WORK REQUIRED: Search the entries below. Return every line that has "Arawhata" in it.

RECORD EXCERPTS:
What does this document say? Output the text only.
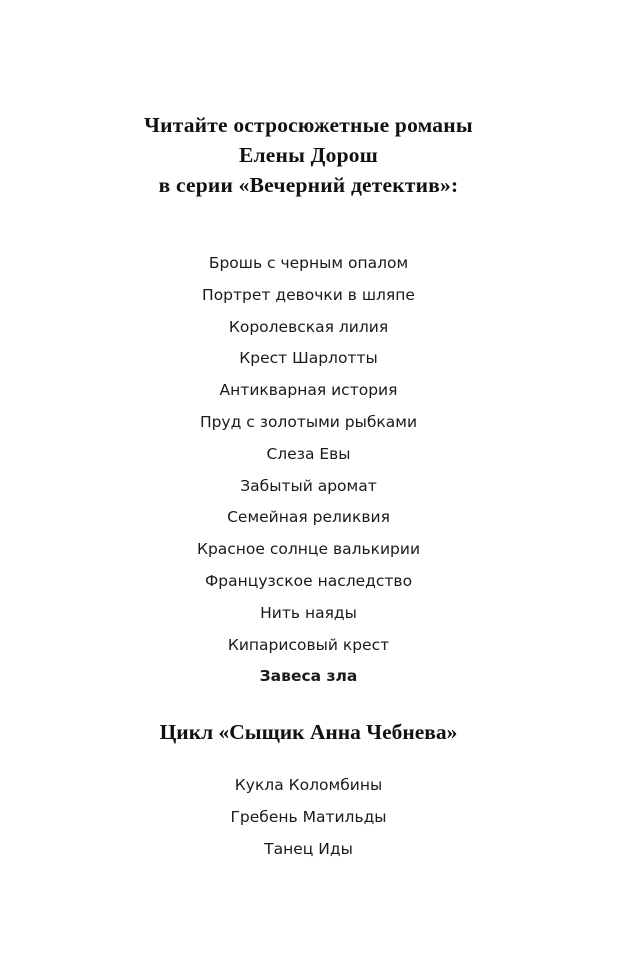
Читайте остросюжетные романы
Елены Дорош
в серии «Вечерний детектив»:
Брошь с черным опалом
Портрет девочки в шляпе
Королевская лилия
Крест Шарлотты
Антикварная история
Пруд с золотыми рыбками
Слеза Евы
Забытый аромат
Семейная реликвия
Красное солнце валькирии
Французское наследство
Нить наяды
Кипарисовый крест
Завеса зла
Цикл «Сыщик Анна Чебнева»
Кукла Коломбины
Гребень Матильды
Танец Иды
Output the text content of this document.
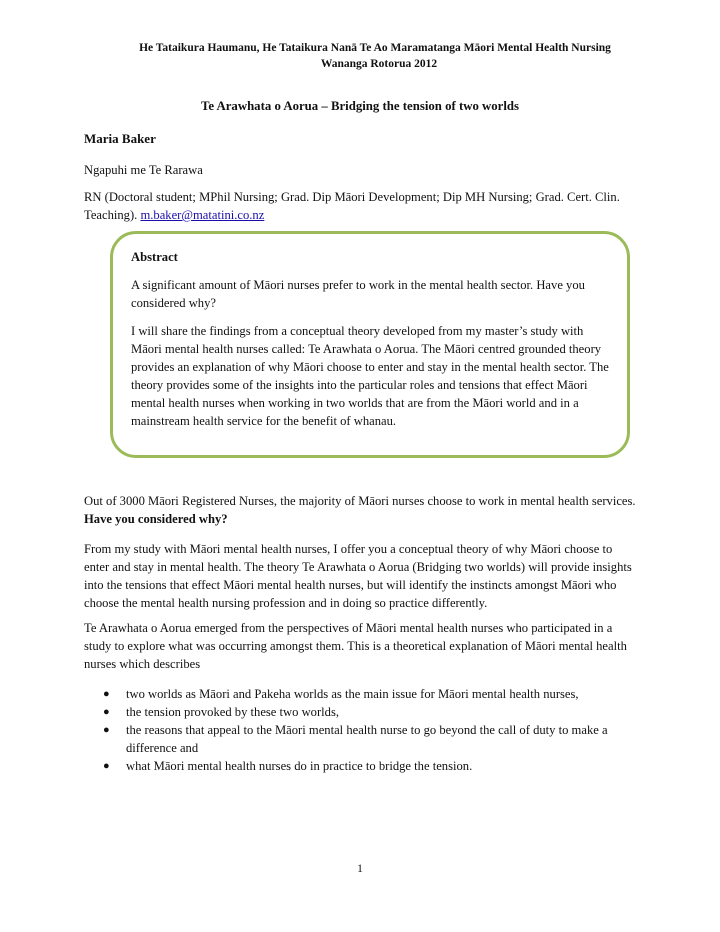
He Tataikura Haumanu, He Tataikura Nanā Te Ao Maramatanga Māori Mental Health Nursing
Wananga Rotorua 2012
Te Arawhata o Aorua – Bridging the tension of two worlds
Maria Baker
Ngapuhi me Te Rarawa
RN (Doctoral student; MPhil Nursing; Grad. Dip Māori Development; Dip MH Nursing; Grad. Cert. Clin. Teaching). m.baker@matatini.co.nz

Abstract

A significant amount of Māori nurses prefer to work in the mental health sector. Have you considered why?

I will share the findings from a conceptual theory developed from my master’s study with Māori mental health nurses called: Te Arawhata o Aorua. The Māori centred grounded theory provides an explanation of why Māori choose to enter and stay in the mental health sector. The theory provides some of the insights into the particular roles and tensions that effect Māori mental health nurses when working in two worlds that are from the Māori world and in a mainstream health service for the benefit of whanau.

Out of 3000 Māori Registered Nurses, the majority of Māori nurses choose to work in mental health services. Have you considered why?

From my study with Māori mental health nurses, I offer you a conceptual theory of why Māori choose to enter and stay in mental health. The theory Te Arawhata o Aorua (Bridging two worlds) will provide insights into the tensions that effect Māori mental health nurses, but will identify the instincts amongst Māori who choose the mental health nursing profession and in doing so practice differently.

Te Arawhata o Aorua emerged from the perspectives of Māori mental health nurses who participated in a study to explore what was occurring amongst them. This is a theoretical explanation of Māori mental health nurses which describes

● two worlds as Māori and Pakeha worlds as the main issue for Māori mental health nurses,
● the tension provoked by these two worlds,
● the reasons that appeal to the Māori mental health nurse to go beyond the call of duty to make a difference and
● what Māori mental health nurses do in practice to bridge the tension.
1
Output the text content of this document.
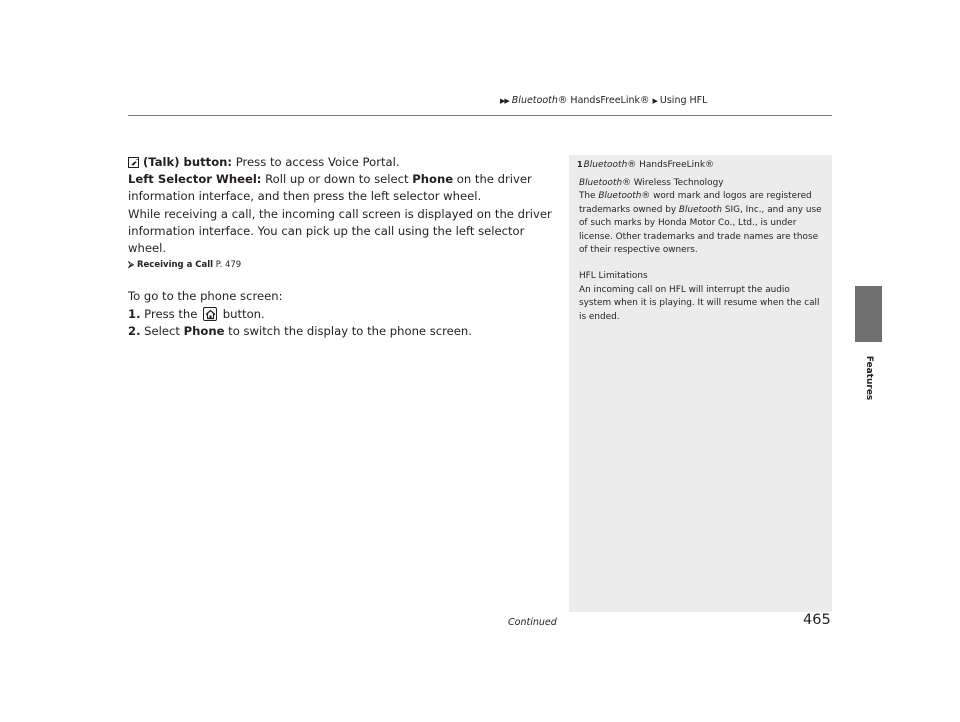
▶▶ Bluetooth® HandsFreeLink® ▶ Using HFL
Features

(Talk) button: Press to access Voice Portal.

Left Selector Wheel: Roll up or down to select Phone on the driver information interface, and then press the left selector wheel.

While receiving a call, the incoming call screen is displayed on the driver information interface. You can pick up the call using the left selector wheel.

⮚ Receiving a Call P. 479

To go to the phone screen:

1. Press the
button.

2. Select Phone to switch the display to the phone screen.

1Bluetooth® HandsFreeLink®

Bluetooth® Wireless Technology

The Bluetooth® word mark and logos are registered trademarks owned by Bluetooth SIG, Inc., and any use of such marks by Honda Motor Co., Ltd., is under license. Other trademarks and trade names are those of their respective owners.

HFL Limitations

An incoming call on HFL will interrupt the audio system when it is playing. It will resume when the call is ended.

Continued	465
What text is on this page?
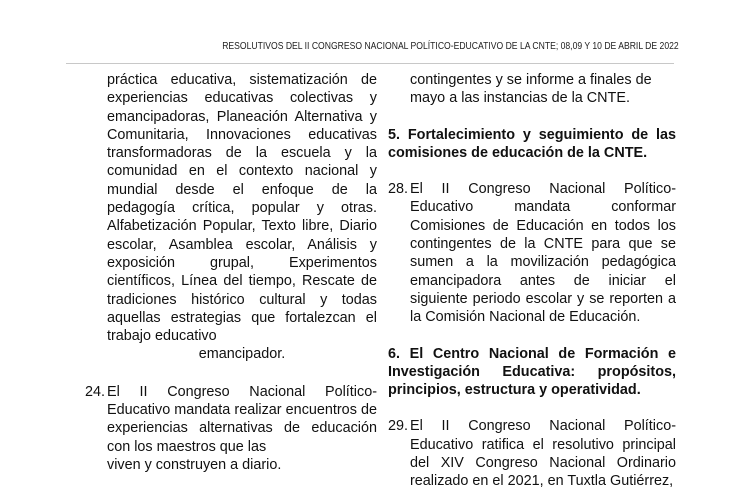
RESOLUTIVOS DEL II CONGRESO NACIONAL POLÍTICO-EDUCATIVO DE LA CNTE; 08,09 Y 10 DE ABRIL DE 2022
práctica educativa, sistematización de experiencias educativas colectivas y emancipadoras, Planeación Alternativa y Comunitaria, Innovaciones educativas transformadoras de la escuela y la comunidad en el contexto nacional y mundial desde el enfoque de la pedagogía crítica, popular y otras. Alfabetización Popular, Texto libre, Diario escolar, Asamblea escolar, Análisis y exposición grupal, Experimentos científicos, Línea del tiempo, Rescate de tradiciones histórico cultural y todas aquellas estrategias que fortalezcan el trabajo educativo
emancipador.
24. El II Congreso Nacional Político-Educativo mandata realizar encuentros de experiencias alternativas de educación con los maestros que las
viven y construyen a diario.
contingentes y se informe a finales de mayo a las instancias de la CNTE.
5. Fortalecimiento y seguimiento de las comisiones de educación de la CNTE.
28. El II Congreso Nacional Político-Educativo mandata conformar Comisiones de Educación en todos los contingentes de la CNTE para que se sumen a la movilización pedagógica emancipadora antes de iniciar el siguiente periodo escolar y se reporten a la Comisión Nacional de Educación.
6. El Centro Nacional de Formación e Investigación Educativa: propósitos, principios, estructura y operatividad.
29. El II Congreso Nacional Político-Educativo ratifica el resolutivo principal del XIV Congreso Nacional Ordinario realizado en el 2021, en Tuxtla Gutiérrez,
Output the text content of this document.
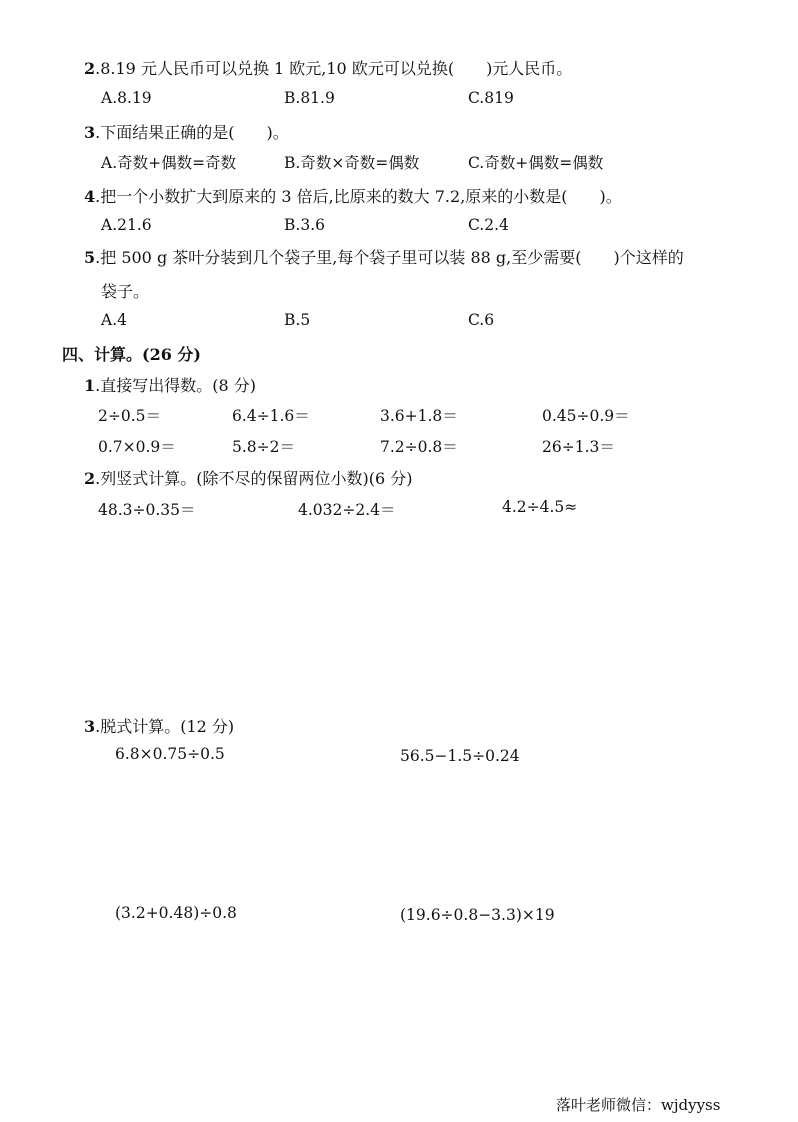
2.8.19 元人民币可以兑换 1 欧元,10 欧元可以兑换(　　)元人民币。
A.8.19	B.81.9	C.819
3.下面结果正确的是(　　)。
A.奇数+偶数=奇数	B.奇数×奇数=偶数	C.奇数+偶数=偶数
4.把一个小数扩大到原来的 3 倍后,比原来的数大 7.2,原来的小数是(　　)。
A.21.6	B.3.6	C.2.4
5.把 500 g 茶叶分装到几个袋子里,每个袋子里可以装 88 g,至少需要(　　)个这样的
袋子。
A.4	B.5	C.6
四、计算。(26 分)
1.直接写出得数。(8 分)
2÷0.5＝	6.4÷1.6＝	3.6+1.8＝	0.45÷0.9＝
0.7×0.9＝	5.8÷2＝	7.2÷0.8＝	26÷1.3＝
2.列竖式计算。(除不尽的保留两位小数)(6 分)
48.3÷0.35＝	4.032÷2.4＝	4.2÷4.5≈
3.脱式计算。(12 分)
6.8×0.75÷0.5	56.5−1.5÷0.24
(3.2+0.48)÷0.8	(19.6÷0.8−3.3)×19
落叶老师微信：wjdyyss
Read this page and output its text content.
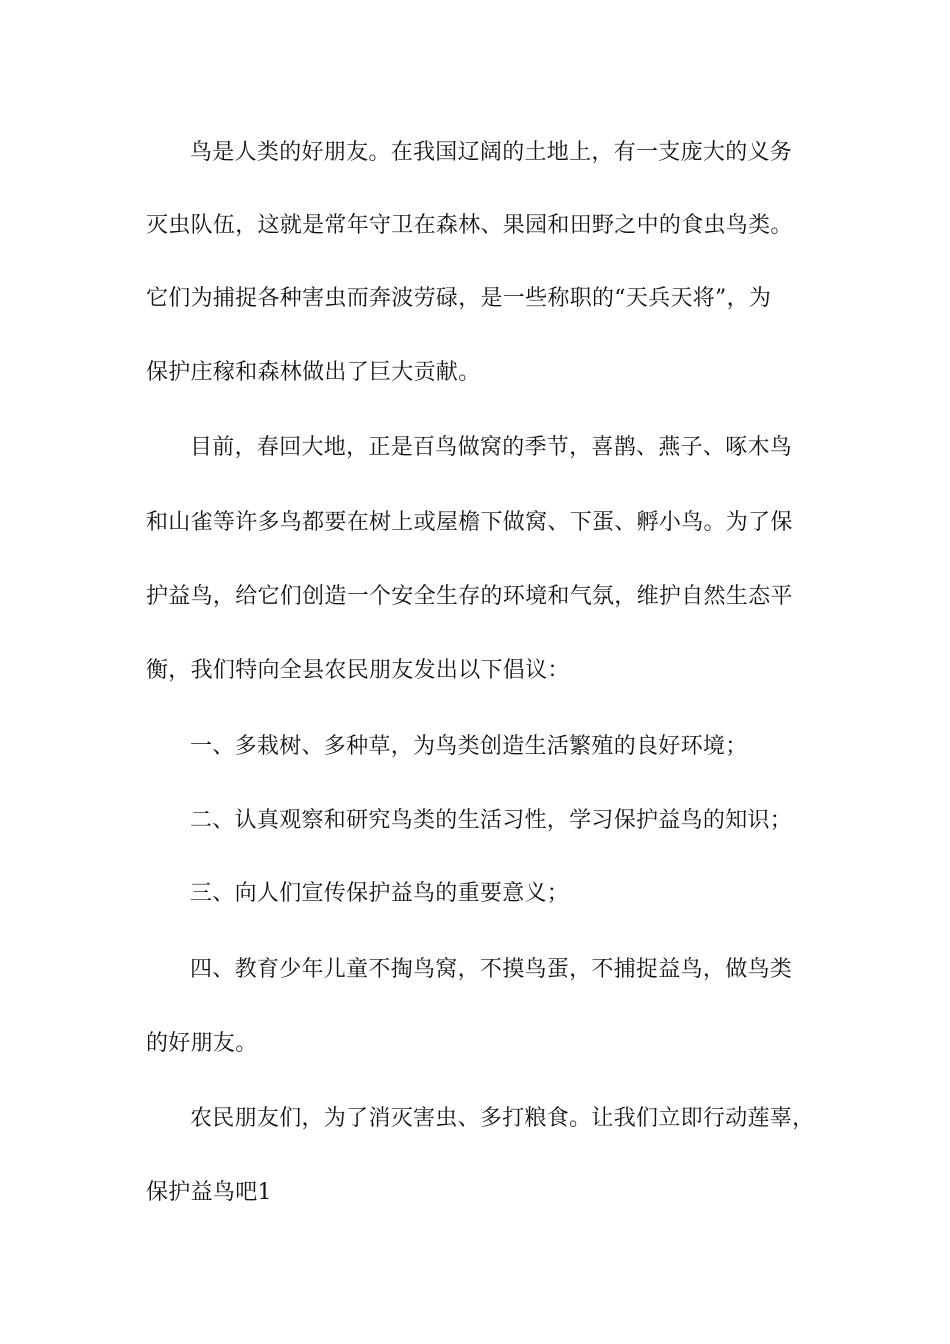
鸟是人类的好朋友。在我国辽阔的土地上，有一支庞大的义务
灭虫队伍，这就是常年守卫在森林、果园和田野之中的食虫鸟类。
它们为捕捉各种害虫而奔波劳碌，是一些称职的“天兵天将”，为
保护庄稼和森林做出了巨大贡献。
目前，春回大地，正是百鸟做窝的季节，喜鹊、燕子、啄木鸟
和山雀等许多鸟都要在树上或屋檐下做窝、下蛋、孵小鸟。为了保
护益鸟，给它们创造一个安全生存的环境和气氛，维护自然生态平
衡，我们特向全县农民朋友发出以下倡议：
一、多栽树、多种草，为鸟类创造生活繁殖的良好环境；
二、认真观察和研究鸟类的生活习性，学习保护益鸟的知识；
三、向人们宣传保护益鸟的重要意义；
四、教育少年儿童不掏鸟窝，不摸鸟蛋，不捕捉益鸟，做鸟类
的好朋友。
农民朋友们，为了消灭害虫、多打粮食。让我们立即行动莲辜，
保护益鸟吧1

COMPLETED EXERCISE:
Te Arawhata o Aorua – Bridging the tension of two worlds
I will share the findings from a conceptual theory developed from my master’s study with Māori mental health nurses called: Te Arawhata o Aorua. The Māori centred grounded theory provides an explanation of why Māori choose to enter and stay in the mental health sector. The theory provides some of the insights into the particular roles and tensions that effect Māori mental health nurses when working in two worlds that are from the Māori world and in a mainstream health service for the benefit of whanau.
From my study with Māori mental health nurses, I offer you a conceptual theory of why Māori choose to enter and stay in mental health. The theory Te Arawhata o Aorua (Bridging two worlds) will provide insights into the tensions that effect Māori mental health nurses, but will identify the instincts amongst Māori who choose the mental health nursing profession and in doing so practice differently.
Te Arawhata o Aorua emerged from the perspectives of Māori mental health nurses who participated in a study to explore what was occurring amongst them. This is a theoretical explanation of Māori mental health nurses which describes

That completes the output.